Set exercise » Search the material below for the string "normal" and list each line that holds it.

Entries provided »
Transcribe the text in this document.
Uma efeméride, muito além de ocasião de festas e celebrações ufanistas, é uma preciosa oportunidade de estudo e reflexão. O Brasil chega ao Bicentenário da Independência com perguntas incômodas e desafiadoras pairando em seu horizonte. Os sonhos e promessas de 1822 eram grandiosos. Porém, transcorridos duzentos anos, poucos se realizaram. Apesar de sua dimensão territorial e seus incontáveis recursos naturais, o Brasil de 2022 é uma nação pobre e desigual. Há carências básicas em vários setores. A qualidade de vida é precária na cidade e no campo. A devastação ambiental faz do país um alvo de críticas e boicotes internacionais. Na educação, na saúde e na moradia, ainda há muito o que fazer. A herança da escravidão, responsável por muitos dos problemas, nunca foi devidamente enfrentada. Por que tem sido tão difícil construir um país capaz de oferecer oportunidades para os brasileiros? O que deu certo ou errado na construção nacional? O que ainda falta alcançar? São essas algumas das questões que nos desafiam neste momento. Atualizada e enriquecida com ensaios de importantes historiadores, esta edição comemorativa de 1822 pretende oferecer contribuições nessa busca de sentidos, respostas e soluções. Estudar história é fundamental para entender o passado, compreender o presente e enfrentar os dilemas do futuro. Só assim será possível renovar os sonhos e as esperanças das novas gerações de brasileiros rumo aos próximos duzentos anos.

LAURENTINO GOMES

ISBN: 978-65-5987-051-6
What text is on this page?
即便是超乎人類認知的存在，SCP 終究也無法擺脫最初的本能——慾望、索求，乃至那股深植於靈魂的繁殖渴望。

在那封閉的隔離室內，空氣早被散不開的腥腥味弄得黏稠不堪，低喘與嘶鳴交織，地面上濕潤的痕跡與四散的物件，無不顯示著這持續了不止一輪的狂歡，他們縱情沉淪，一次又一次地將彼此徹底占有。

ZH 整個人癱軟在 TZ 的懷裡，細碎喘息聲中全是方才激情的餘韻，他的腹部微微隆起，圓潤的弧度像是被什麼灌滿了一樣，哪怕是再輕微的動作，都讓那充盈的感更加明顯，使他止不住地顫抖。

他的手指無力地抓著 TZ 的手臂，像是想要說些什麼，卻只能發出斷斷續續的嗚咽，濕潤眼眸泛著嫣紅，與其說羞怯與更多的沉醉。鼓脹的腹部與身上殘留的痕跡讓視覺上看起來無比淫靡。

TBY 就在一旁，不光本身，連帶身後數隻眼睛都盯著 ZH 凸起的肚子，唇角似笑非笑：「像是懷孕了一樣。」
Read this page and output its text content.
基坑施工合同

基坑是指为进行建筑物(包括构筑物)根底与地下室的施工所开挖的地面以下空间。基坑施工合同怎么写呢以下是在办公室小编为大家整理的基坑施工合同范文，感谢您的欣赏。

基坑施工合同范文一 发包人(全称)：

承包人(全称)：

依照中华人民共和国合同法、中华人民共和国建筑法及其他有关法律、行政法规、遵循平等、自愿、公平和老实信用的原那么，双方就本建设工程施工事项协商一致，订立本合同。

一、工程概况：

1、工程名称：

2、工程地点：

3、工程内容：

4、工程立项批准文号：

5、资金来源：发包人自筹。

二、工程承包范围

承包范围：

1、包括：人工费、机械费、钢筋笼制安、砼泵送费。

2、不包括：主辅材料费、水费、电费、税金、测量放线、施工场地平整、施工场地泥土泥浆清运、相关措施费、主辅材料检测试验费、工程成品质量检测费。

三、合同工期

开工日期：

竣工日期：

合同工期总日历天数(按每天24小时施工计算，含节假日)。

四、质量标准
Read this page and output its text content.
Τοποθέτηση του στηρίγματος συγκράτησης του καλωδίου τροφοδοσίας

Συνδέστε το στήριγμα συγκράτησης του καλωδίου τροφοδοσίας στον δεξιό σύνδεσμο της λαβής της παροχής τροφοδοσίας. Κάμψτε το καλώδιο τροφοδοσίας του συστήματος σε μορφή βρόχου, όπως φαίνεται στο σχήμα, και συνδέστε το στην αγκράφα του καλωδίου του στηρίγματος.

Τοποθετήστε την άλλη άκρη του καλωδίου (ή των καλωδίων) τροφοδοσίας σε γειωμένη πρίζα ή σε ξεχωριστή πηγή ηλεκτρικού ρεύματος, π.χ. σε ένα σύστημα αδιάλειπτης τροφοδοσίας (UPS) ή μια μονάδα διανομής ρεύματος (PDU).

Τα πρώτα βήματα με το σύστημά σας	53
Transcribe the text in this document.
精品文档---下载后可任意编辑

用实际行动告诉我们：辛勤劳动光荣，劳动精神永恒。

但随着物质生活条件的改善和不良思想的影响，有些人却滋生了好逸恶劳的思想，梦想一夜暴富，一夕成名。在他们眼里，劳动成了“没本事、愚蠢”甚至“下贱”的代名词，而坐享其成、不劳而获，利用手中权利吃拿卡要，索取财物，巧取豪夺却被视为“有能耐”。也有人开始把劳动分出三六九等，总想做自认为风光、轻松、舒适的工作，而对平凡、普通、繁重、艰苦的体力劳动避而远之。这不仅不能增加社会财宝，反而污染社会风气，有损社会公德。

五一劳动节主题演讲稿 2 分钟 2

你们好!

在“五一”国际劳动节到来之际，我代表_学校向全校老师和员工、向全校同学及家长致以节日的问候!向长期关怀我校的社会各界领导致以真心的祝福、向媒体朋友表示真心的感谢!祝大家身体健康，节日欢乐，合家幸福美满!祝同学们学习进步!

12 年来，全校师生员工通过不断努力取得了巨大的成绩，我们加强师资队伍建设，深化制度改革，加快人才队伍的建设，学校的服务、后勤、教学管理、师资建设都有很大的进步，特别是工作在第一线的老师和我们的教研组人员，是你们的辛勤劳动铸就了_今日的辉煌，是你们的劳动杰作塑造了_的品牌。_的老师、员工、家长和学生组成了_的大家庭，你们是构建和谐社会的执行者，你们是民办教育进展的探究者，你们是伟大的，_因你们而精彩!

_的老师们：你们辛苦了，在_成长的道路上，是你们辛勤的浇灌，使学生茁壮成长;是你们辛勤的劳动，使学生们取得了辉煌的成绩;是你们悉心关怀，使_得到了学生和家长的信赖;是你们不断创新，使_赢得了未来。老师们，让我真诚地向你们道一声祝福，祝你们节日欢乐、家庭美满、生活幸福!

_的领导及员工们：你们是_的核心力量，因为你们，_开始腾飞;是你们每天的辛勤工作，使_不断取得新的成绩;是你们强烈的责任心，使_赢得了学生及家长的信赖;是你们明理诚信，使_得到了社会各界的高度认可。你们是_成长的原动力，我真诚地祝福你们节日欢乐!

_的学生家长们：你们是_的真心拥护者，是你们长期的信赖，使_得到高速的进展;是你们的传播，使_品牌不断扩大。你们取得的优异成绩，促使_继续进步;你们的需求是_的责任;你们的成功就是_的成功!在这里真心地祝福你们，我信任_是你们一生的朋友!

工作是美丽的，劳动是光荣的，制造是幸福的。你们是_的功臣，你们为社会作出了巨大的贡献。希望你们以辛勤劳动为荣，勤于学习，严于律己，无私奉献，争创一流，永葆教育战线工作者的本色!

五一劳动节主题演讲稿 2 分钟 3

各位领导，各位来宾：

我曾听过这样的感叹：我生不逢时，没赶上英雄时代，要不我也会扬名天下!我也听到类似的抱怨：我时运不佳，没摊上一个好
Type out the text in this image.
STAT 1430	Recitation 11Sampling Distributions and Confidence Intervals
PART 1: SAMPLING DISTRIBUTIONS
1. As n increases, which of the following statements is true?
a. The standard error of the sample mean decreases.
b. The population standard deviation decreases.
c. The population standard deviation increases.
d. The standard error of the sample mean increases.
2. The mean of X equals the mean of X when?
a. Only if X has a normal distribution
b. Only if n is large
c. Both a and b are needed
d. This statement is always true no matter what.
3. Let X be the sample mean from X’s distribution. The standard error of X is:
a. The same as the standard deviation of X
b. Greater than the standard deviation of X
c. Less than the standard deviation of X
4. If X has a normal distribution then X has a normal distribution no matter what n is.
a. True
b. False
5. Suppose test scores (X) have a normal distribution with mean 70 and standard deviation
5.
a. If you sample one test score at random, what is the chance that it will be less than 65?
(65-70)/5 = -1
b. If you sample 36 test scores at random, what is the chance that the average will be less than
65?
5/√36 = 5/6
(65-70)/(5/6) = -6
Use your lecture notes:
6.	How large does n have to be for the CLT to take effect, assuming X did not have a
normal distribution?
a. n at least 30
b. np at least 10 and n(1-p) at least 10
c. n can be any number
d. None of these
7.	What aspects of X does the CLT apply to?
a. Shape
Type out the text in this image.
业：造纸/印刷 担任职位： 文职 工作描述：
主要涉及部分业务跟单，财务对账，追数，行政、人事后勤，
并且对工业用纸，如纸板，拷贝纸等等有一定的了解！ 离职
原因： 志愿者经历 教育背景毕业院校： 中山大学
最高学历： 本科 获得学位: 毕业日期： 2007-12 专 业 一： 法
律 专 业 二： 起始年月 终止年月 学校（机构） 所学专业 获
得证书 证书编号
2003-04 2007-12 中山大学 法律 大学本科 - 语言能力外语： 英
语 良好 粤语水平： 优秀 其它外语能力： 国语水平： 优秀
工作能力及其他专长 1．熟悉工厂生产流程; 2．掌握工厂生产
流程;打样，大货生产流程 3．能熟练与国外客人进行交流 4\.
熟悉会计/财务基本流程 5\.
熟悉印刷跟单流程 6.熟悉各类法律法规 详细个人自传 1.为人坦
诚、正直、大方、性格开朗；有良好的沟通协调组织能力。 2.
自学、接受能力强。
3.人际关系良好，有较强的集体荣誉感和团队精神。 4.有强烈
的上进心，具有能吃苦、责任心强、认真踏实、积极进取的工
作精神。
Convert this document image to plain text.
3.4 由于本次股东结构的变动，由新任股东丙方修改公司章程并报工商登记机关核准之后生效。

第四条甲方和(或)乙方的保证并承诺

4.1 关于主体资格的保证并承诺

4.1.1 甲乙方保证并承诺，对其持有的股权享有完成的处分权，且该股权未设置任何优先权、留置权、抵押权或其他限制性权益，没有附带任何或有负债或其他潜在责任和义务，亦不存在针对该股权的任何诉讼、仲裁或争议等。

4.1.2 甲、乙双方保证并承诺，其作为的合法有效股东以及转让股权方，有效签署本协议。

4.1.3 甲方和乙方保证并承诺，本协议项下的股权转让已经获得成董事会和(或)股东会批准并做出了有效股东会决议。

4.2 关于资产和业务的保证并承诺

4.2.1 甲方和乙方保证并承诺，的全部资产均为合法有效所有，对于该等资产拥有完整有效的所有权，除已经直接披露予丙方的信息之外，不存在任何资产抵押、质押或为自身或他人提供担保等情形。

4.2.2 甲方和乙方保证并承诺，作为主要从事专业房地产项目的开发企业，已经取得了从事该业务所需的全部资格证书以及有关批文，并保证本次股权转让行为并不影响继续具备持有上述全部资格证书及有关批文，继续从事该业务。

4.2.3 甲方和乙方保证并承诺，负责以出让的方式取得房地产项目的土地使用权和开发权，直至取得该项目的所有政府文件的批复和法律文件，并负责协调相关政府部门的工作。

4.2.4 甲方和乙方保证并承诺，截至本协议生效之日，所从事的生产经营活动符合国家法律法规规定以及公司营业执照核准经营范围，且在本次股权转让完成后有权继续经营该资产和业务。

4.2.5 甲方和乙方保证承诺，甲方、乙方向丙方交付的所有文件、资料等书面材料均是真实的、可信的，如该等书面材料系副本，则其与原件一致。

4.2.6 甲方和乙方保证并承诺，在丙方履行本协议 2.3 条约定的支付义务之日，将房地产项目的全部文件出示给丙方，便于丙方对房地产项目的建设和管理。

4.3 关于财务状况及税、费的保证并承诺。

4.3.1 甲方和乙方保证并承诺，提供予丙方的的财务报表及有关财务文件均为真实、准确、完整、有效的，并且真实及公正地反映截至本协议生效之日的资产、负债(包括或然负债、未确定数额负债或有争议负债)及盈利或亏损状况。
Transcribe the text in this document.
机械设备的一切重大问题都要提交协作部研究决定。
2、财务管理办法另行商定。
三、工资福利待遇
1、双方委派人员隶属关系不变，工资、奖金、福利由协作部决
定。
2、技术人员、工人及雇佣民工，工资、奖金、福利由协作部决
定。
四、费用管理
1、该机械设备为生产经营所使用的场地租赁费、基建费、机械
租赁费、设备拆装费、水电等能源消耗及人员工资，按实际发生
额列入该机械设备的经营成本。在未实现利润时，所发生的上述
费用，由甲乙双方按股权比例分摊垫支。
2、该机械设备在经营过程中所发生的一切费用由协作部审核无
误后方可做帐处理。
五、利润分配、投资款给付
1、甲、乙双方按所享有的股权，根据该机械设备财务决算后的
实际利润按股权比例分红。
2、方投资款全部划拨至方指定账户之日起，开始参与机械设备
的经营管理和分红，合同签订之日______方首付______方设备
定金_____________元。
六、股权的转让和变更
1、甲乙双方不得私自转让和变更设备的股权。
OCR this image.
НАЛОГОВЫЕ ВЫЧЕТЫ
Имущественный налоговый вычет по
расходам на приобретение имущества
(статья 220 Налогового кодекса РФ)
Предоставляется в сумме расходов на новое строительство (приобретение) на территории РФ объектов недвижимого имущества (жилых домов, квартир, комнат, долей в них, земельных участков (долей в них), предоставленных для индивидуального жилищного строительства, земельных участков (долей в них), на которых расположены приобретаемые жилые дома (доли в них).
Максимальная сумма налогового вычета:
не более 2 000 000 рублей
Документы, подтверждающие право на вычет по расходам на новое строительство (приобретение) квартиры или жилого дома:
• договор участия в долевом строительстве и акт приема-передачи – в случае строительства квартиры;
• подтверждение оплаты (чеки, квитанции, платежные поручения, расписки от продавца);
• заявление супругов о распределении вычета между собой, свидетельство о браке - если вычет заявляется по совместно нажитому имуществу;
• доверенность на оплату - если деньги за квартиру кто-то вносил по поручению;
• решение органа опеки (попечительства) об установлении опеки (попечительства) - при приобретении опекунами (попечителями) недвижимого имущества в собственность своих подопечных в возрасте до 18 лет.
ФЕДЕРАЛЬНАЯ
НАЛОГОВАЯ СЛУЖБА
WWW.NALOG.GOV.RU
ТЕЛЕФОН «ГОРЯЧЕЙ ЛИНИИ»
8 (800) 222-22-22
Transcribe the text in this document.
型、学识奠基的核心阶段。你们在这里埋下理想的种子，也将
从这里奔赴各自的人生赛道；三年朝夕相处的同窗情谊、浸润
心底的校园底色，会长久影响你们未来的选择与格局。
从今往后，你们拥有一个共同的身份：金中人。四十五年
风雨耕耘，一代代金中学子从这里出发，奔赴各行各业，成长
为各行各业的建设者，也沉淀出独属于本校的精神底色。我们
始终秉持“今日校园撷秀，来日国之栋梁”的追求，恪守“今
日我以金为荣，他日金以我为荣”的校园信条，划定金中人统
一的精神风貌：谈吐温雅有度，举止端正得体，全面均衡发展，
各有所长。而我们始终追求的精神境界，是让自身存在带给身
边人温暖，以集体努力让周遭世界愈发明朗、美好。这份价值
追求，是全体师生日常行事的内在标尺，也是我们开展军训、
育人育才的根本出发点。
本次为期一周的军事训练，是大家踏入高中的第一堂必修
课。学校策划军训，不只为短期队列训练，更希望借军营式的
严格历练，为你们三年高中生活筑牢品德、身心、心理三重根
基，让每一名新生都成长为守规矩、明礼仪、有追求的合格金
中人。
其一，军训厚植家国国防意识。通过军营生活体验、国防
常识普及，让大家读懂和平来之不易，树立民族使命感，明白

Solution to this exercise »
a. Only if X has a normal distribution
4. If X has a normal distribution then X has a normal distribution no matter what n is.
5. Suppose test scores (X) have a normal distribution with mean 70 and standard deviation
normal distribution?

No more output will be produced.